Gib aus dem Börsenbericht wortgetreu den Abschnitt aus, der bei den Worten „Auffallend sei, dass“ einsetzt und nach „Schwäche der US-Industrie.“ aufhört.
++++ Textauszug ++++
Der Börsen-TagVolatilität ist angesagt
Mit einer Fortsetzung des volatilen Seitwärtsmarktes rechnen Händler heute in Europa. Die Vorlagen der Wall Street sind leicht negativ. Die Terminkontrakte auf den Dax handeln knapp 30 Punkte höher.
Auffallend sei, dass die Verluste im Industrie-Index Dow Jones höher ausgefallen seien als im Technologieindex Nasdaq. Apple und Nvidia schlossen sogar etwas deutlicher im Plus, während es Druck auf Alphabet und Microsoft gab. Als Auslöser von Verkäufen wurde die Auflösung von Yen-finanzierten sogenannten Carry Trades gesehen, nachdem in Japan die Erwartung einer baldigen Zinserhöhung gestiegen war. Daran, dass in den USA am 10. Dezember die Zinsen gesenkt werden, hegt der Markt praktisch keine Zweifel mehr. Nach schwachen Einkaufsmanagerindizes in der Vorwoche untermauerte am Vortag auch der ISM-Index die Schwäche der US-Industrie.
++++ Gegebene Daten ++++
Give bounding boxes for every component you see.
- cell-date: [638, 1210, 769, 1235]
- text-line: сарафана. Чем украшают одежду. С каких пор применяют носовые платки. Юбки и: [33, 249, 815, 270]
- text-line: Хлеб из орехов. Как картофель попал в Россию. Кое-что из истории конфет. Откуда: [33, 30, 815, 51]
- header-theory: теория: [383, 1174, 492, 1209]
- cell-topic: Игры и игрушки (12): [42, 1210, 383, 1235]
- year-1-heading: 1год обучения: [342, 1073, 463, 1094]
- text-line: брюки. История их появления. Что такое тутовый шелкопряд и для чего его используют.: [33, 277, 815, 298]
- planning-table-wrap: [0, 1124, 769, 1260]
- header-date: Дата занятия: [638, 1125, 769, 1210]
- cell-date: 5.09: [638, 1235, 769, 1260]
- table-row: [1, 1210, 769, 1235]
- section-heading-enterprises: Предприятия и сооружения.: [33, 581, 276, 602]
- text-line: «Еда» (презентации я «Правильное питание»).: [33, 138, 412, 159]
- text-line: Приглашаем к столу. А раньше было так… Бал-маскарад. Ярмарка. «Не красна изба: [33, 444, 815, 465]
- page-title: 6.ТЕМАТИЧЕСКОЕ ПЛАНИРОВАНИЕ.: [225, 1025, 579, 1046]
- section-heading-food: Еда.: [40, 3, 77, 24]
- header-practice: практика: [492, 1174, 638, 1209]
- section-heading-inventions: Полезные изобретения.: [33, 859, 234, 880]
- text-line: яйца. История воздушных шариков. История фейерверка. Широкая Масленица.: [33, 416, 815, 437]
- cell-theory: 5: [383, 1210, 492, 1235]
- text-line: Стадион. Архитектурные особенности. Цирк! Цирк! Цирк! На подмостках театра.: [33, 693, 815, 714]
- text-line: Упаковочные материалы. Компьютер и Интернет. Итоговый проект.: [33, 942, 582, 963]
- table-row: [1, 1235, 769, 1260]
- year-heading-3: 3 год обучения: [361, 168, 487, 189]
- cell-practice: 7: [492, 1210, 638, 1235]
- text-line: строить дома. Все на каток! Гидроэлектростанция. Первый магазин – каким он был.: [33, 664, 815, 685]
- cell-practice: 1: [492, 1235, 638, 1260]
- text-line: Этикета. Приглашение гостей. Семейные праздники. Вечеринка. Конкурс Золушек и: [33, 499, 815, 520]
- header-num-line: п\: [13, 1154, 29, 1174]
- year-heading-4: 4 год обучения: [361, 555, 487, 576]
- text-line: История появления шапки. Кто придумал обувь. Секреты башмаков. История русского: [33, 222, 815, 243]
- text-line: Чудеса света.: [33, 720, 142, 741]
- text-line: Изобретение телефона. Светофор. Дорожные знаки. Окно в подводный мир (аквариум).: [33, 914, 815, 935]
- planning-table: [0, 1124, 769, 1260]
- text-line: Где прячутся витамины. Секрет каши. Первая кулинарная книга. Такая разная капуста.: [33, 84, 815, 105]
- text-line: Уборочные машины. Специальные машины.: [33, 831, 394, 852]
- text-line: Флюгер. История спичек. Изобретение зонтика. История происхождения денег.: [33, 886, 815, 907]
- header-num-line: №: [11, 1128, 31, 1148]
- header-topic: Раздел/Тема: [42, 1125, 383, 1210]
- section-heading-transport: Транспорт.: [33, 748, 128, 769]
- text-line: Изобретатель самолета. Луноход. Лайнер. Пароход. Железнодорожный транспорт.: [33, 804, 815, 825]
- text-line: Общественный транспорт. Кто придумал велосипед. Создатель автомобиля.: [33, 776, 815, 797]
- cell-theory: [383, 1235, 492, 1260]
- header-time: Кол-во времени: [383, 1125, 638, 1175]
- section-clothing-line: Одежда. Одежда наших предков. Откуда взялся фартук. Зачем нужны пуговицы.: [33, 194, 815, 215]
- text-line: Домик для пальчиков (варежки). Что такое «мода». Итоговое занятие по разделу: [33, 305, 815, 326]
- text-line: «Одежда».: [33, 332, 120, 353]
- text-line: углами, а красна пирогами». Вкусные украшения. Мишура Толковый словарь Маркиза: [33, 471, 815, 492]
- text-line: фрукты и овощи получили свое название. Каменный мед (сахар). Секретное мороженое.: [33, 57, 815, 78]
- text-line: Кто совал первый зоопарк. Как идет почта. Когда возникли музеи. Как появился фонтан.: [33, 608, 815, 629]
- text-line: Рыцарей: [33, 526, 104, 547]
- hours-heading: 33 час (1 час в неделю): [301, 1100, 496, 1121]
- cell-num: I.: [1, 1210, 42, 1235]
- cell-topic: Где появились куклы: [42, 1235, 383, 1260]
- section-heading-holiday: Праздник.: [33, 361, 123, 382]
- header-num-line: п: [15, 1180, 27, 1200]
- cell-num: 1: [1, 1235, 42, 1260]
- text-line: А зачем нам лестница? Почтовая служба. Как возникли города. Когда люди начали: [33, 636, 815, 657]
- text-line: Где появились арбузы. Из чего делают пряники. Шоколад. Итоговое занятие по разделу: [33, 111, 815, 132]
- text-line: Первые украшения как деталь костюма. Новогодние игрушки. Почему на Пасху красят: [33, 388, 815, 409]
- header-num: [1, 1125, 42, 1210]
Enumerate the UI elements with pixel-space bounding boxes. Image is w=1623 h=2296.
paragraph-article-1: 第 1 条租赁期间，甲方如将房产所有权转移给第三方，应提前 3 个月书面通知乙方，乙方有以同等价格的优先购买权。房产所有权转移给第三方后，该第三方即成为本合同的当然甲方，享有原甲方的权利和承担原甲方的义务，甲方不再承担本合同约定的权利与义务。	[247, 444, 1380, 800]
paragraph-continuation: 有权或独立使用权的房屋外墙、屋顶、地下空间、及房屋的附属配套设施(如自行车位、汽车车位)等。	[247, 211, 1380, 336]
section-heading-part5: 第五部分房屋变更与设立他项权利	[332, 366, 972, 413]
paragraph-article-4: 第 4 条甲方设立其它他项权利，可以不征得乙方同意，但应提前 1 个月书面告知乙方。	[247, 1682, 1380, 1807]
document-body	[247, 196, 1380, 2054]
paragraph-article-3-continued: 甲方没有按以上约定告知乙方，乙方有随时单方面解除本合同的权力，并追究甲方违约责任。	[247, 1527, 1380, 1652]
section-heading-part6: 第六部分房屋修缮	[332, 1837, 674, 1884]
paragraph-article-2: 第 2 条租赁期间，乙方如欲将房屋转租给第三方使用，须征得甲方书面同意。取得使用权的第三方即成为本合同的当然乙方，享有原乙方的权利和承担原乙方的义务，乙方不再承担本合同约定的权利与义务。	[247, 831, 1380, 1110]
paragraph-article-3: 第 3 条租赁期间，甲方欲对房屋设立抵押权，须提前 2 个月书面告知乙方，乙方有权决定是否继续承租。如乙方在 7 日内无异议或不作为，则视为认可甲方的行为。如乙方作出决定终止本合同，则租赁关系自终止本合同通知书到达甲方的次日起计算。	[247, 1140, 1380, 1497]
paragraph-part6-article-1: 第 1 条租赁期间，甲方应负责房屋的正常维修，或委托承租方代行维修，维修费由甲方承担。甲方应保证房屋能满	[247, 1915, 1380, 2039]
++++
### Ergebnis:
Auffallend sei, dass die Verluste im Industrie-Index Dow Jones höher ausgefallen seien als im Technologieindex Nasdaq. Apple und Nvidia schlossen sogar etwas deutlicher im Plus, während es Druck auf Alphabet und Microsoft gab. Als Auslöser von Verkäufen wurde die Auflösung von Yen-finanzierten sogenannten Carry Trades gesehen, nachdem in Japan die Erwartung einer baldigen Zinserhöhung gestiegen war. Daran, dass in den USA am 10. Dezember die Zinsen gesenkt werden, hegt der Markt praktisch keine Zweifel mehr. Nach schwachen Einkaufsmanagerindizes in der Vorwoche untermauerte am Vortag auch der ISM-Index die Schwäche der US-Industrie.